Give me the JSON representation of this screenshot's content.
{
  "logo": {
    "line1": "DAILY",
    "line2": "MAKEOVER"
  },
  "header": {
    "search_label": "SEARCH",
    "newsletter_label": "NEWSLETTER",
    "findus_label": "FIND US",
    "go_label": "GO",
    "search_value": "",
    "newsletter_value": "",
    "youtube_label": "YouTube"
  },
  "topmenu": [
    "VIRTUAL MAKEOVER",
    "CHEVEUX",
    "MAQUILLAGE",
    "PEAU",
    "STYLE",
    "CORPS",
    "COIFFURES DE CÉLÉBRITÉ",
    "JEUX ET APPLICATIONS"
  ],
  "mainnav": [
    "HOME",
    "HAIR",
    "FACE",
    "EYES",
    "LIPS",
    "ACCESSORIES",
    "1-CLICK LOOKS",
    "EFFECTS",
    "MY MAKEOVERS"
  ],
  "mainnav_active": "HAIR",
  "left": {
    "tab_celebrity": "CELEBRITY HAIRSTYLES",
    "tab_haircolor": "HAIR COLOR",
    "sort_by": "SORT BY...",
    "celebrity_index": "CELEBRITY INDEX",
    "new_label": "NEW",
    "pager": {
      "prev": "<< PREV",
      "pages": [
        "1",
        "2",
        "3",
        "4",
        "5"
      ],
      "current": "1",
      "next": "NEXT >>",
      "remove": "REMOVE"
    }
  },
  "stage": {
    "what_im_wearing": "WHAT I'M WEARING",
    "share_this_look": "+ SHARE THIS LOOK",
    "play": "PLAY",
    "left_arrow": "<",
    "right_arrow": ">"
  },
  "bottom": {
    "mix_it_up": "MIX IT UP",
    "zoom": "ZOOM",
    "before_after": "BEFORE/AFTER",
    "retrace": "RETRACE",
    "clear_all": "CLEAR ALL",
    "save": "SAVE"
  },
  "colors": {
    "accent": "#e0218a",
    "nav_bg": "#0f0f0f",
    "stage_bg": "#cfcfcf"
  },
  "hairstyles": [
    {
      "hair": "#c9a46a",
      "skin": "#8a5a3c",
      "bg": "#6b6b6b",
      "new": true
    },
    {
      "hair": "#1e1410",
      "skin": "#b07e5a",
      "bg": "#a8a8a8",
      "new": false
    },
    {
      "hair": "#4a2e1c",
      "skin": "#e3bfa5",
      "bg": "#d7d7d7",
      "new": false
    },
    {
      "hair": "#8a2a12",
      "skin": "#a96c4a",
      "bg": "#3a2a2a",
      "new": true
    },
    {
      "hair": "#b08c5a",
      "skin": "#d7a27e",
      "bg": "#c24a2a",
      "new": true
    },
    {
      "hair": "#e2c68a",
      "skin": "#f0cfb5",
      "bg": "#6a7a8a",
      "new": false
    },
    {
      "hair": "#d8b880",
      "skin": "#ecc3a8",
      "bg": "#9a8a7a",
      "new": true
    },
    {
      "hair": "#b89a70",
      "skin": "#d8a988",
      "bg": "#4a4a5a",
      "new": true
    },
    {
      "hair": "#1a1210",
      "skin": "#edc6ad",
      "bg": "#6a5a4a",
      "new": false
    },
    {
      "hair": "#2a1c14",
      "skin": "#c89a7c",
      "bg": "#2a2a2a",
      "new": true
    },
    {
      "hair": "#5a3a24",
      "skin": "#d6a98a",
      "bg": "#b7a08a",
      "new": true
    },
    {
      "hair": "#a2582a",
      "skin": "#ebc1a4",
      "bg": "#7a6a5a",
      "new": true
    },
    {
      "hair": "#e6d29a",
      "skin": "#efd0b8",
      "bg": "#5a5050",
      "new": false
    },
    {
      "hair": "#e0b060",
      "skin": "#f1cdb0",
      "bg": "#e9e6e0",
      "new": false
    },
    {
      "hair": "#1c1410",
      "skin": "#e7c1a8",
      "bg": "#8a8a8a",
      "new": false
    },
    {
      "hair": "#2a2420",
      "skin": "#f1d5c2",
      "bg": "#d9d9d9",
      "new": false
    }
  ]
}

__Exercise aim__
From the listing above, extract all records word for word.

__Output for this task__
Give me the JSON representation of this screenshot's content.
{
  "logo": {
    "line1": "DAILY",
    "line2": "MAKEOVER"
  },
  "header": {
    "search_label": "SEARCH",
    "newsletter_label": "NEWSLETTER",
    "findus_label": "FIND US",
    "go_label": "GO",
    "search_value": "",
    "newsletter_value": "",
    "youtube_label": "YouTube"
  },
  "topmenu": [
    "VIRTUAL MAKEOVER",
    "CHEVEUX",
    "MAQUILLAGE",
    "PEAU",
    "STYLE",
    "CORPS",
    "COIFFURES DE CÉLÉBRITÉ",
    "JEUX ET APPLICATIONS"
  ],
  "mainnav": [
    "HOME",
    "HAIR",
    "FACE",
    "EYES",
    "LIPS",
    "ACCESSORIES",
    "1-CLICK LOOKS",
    "EFFECTS",
    "MY MAKEOVERS"
  ],
  "mainnav_active": "HAIR",
  "left": {
    "tab_celebrity": "CELEBRITY HAIRSTYLES",
    "tab_haircolor": "HAIR COLOR",
    "sort_by": "SORT BY...",
    "celebrity_index": "CELEBRITY INDEX",
    "new_label": "NEW",
    "pager": {
      "prev": "<< PREV",
      "pages": [
        "1",
        "2",
        "3",
        "4",
        "5"
      ],
      "current": "1",
      "next": "NEXT >>",
      "remove": "REMOVE"
    }
  },
  "stage": {
    "what_im_wearing": "WHAT I'M WEARING",
    "share_this_look": "+ SHARE THIS LOOK",
    "play": "PLAY",
    "left_arrow": "<",
    "right_arrow": ">"
  },
  "bottom": {
    "mix_it_up": "MIX IT UP",
    "zoom": "ZOOM",
    "before_after": "BEFORE/AFTER",
    "retrace": "RETRACE",
    "clear_all": "CLEAR ALL",
    "save": "SAVE"
  },
  "colors": {
    "accent": "#e0218a",
    "nav_bg": "#0f0f0f",
    "stage_bg": "#cfcfcf"
  },
  "hairstyles": [
    {
      "hair": "#c9a46a",
      "skin": "#8a5a3c",
      "bg": "#6b6b6b",
      "new": true
    },
    {
      "hair": "#1e1410",
      "skin": "#b07e5a",
      "bg": "#a8a8a8",
      "new": false
    },
    {
      "hair": "#4a2e1c",
      "skin": "#e3bfa5",
      "bg": "#d7d7d7",
      "new": false
    },
    {
      "hair": "#8a2a12",
      "skin": "#a96c4a",
      "bg": "#3a2a2a",
      "new": true
    },
    {
      "hair": "#b08c5a",
      "skin": "#d7a27e",
      "bg": "#c24a2a",
      "new": true
    },
    {
      "hair": "#e2c68a",
      "skin": "#f0cfb5",
      "bg": "#6a7a8a",
      "new": false
    },
    {
      "hair": "#d8b880",
      "skin": "#ecc3a8",
      "bg": "#9a8a7a",
      "new": true
    },
    {
      "hair": "#b89a70",
      "skin": "#d8a988",
      "bg": "#4a4a5a",
      "new": true
    },
    {
      "hair": "#1a1210",
      "skin": "#edc6ad",
      "bg": "#6a5a4a",
      "new": false
    },
    {
      "hair": "#2a1c14",
      "skin": "#c89a7c",
      "bg": "#2a2a2a",
      "new": true
    },
    {
      "hair": "#5a3a24",
      "skin": "#d6a98a",
      "bg": "#b7a08a",
      "new": true
    },
    {
      "hair": "#a2582a",
      "skin": "#ebc1a4",
      "bg": "#7a6a5a",
      "new": true
    },
    {
      "hair": "#e6d29a",
      "skin": "#efd0b8",
      "bg": "#5a5050",
      "new": false
    },
    {
      "hair": "#e0b060",
      "skin": "#f1cdb0",
      "bg": "#e9e6e0",
      "new": false
    },
    {
      "hair": "#1c1410",
      "skin": "#e7c1a8",
      "bg": "#8a8a8a",
      "new": false
    },
    {
      "hair": "#2a2420",
      "skin": "#f1d5c2",
      "bg": "#d9d9d9",
      "new": false
    }
  ]
}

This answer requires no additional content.